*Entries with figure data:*
※ ※ ※

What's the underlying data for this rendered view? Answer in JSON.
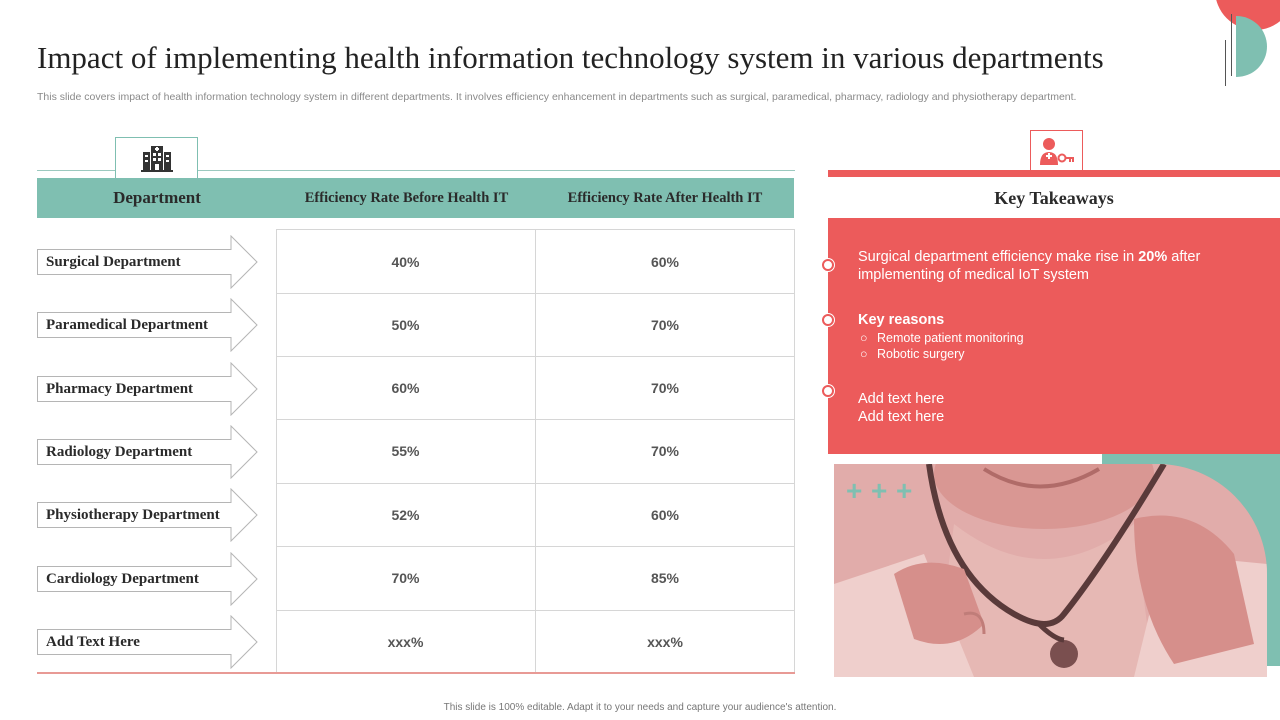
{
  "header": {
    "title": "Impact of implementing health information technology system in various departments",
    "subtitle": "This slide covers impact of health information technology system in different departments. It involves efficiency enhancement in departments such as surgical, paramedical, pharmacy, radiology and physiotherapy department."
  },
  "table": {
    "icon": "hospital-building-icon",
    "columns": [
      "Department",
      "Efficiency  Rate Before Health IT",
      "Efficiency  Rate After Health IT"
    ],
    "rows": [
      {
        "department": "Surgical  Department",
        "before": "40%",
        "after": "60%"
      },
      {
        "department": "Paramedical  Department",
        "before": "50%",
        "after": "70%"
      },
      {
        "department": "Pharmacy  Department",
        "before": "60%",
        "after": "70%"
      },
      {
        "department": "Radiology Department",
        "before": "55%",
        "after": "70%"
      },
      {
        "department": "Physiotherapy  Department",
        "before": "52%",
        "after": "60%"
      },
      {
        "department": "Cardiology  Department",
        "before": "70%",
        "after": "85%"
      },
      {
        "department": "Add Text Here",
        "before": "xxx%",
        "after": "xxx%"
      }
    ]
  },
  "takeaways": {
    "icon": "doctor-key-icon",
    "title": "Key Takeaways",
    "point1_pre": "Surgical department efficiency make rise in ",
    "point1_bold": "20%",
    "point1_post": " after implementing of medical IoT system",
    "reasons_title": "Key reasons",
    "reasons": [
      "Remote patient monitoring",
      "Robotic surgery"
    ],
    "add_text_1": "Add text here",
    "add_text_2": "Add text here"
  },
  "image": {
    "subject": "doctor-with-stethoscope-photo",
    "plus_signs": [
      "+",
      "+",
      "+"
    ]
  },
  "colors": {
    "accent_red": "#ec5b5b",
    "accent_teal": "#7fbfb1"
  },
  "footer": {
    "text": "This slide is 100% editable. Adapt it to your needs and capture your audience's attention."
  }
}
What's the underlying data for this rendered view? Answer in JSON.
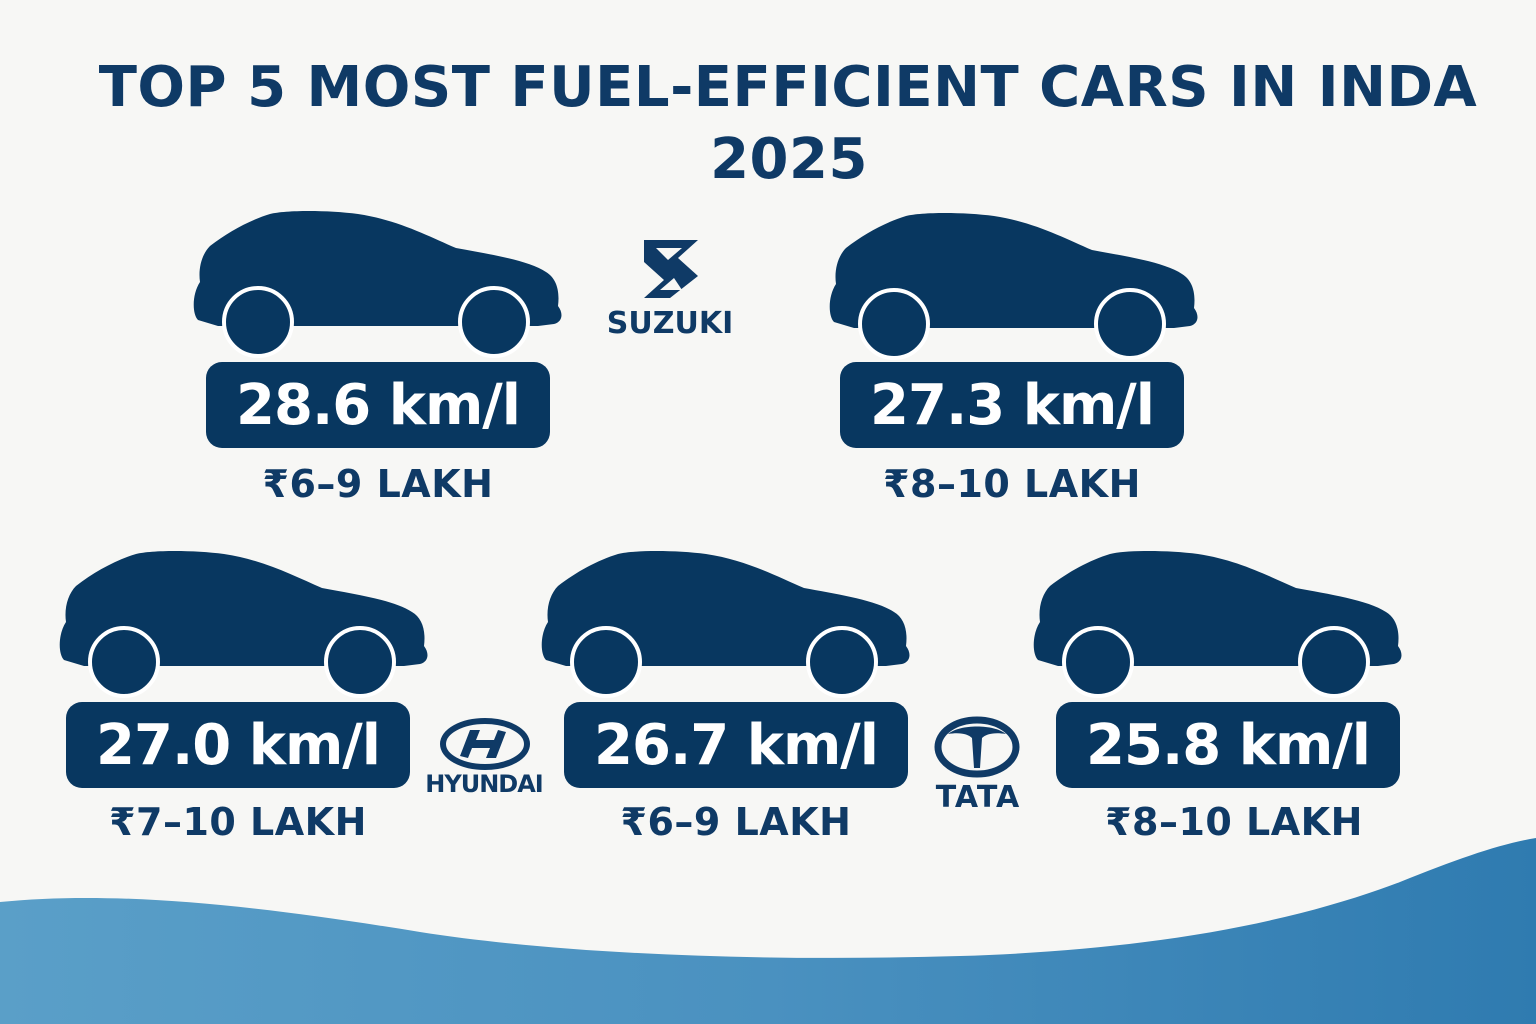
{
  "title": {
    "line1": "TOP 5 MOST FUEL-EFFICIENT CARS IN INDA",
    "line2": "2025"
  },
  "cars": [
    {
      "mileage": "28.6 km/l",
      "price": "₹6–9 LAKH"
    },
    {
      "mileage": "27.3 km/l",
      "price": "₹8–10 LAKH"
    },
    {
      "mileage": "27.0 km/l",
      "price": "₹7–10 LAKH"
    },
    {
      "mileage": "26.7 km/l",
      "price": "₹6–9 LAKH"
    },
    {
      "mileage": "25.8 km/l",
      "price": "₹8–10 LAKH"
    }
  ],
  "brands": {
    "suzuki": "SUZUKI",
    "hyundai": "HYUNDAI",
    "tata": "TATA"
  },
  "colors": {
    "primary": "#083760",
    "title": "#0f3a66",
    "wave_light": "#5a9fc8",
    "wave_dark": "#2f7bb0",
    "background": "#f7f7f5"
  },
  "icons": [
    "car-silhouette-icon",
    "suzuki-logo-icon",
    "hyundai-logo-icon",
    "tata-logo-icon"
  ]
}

※ ※ ※

*Exercise aim:* Copy out each line exactly, without the pictures.

*Result:*
What's the underlying data for this rendered view? Answer in JSON.
{
  "header": {
    "title": "Impact of implementing health information technology system in various departments",
    "subtitle": "This slide covers impact of health information technology system in different departments. It involves efficiency enhancement in departments such as surgical, paramedical, pharmacy, radiology and physiotherapy department."
  },
  "table": {
    "icon": "hospital-building-icon",
    "columns": [
      "Department",
      "Efficiency  Rate Before Health IT",
      "Efficiency  Rate After Health IT"
    ],
    "rows": [
      {
        "department": "Surgical  Department",
        "before": "40%",
        "after": "60%"
      },
      {
        "department": "Paramedical  Department",
        "before": "50%",
        "after": "70%"
      },
      {
        "department": "Pharmacy  Department",
        "before": "60%",
        "after": "70%"
      },
      {
        "department": "Radiology Department",
        "before": "55%",
        "after": "70%"
      },
      {
        "department": "Physiotherapy  Department",
        "before": "52%",
        "after": "60%"
      },
      {
        "department": "Cardiology  Department",
        "before": "70%",
        "after": "85%"
      },
      {
        "department": "Add Text Here",
        "before": "xxx%",
        "after": "xxx%"
      }
    ]
  },
  "takeaways": {
    "icon": "doctor-key-icon",
    "title": "Key Takeaways",
    "point1_pre": "Surgical department efficiency make rise in ",
    "point1_bold": "20%",
    "point1_post": " after implementing of medical IoT system",
    "reasons_title": "Key reasons",
    "reasons": [
      "Remote patient monitoring",
      "Robotic surgery"
    ],
    "add_text_1": "Add text here",
    "add_text_2": "Add text here"
  },
  "image": {
    "subject": "doctor-with-stethoscope-photo",
    "plus_signs": [
      "+",
      "+",
      "+"
    ]
  },
  "colors": {
    "accent_red": "#ec5b5b",
    "accent_teal": "#7fbfb1"
  },
  "footer": {
    "text": "This slide is 100% editable. Adapt it to your needs and capture your audience's attention."
  }
}
What's the underlying data for this rendered view? Answer in JSON.
{
  "title": {
    "line1": "TOP 5 MOST FUEL-EFFICIENT CARS IN INDA",
    "line2": "2025"
  },
  "cars": [
    {
      "mileage": "28.6 km/l",
      "price": "₹6–9 LAKH"
    },
    {
      "mileage": "27.3 km/l",
      "price": "₹8–10 LAKH"
    },
    {
      "mileage": "27.0 km/l",
      "price": "₹7–10 LAKH"
    },
    {
      "mileage": "26.7 km/l",
      "price": "₹6–9 LAKH"
    },
    {
      "mileage": "25.8 km/l",
      "price": "₹8–10 LAKH"
    }
  ],
  "brands": {
    "suzuki": "SUZUKI",
    "hyundai": "HYUNDAI",
    "tata": "TATA"
  },
  "colors": {
    "primary": "#083760",
    "title": "#0f3a66",
    "wave_light": "#5a9fc8",
    "wave_dark": "#2f7bb0",
    "background": "#f7f7f5"
  },
  "icons": [
    "car-silhouette-icon",
    "suzuki-logo-icon",
    "hyundai-logo-icon",
    "tata-logo-icon"
  ]
}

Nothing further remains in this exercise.